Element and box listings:
** Begin **

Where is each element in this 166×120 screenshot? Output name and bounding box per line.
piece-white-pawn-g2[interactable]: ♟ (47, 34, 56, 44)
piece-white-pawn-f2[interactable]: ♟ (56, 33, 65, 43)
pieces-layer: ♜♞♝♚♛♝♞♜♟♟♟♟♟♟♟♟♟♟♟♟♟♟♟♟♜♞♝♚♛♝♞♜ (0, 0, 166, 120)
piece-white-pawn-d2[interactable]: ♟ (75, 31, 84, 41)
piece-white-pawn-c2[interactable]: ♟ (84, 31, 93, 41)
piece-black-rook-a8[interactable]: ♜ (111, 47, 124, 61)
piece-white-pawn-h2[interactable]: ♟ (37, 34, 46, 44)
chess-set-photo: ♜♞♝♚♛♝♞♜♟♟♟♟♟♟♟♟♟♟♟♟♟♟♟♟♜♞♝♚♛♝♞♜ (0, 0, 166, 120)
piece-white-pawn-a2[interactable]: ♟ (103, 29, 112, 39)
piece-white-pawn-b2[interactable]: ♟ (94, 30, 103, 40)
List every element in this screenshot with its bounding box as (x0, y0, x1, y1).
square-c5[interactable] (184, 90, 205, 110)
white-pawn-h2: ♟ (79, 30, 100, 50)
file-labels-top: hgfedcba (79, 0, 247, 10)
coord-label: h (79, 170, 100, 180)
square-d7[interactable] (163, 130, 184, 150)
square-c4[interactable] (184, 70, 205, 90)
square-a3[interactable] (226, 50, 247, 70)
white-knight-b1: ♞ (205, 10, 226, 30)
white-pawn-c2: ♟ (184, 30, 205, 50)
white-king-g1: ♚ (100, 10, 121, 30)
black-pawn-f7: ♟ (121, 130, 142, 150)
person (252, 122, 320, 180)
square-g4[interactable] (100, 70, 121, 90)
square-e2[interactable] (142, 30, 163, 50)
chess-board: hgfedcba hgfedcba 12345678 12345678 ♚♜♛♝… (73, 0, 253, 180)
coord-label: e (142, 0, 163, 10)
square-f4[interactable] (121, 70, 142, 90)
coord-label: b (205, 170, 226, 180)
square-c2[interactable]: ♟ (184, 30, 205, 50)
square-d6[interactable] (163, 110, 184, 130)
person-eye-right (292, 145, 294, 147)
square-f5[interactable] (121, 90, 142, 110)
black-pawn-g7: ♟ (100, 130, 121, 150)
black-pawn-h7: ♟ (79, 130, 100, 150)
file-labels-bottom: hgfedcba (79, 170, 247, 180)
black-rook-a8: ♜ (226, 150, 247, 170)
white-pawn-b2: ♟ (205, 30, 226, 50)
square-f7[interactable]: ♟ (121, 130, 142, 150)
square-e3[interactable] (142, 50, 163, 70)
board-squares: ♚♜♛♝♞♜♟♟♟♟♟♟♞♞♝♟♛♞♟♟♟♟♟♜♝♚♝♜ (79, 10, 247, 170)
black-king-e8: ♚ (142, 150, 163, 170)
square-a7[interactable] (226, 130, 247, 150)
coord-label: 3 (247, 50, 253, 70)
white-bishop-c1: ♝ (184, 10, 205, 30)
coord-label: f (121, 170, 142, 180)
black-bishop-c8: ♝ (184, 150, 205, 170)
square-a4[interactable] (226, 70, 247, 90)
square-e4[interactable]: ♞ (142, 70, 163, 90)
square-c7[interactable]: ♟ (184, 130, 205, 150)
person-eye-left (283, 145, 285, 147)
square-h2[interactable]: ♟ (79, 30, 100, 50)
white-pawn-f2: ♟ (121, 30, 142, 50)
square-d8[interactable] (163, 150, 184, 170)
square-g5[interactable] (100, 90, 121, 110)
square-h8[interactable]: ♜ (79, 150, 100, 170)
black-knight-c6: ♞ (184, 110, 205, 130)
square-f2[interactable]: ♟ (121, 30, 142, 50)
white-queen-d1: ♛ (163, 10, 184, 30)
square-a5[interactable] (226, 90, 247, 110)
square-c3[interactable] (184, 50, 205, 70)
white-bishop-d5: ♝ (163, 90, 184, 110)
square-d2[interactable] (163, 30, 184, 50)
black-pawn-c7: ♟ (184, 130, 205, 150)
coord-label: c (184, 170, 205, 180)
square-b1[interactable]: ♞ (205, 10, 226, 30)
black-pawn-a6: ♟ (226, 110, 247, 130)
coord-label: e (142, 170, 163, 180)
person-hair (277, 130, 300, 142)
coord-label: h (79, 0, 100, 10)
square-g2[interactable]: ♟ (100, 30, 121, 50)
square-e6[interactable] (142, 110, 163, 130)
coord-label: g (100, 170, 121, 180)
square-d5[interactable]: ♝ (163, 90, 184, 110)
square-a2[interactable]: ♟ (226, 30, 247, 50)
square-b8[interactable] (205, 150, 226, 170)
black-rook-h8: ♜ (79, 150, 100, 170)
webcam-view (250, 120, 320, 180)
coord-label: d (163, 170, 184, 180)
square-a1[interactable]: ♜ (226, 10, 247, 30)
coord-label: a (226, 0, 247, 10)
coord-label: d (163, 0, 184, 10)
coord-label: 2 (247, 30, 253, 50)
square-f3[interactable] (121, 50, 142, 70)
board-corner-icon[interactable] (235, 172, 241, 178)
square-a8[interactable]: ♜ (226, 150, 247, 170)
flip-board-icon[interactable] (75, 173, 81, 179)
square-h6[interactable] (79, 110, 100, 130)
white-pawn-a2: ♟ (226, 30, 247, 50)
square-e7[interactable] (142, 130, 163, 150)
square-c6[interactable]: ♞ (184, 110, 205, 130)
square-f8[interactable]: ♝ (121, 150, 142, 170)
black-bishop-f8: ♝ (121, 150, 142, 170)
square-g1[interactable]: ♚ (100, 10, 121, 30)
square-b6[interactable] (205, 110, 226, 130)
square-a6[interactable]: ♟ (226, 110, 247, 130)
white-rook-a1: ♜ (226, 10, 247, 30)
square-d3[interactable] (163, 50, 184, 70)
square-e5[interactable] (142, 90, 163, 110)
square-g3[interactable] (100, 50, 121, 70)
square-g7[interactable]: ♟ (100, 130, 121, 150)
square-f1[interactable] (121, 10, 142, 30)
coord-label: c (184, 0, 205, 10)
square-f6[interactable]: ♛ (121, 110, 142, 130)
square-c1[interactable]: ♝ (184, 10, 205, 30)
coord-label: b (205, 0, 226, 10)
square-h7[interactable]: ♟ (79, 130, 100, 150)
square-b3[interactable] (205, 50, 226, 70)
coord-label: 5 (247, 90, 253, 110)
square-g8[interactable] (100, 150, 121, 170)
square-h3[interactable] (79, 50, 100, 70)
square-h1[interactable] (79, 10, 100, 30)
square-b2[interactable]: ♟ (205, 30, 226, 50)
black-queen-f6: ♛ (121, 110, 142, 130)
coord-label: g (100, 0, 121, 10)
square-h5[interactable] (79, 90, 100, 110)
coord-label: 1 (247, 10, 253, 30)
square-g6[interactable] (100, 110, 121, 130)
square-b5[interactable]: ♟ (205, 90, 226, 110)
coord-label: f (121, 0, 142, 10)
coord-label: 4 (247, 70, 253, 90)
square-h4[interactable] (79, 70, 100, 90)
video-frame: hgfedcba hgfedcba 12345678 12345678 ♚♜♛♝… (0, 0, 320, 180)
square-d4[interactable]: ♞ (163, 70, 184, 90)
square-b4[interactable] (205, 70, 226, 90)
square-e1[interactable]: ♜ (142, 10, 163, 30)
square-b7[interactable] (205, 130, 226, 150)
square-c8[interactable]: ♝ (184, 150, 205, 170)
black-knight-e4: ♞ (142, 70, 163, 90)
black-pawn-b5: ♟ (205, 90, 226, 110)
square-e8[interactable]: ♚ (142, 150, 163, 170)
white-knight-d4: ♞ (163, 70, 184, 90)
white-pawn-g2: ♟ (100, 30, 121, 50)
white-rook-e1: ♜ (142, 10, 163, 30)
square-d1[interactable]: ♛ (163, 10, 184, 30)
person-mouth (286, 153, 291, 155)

** End **

Reproduce everything in the items above, from the first line down through the line containing "pieces-layer: ♜♞♝♚♛♝♞♜♟♟♟♟♟♟♟♟♟♟♟♟♟♟♟♟♜♞♝♚♛♝♞♜ (0, 0, 166, 120)".

* [SOLUTION TO THIS EXERCISE]:
Where is each element in this 166×120 screenshot? Output name and bounding box per line.
piece-white-pawn-g2[interactable]: ♟ (47, 34, 56, 44)
piece-white-pawn-f2[interactable]: ♟ (56, 33, 65, 43)
pieces-layer: ♜♞♝♚♛♝♞♜♟♟♟♟♟♟♟♟♟♟♟♟♟♟♟♟♜♞♝♚♛♝♞♜ (0, 0, 166, 120)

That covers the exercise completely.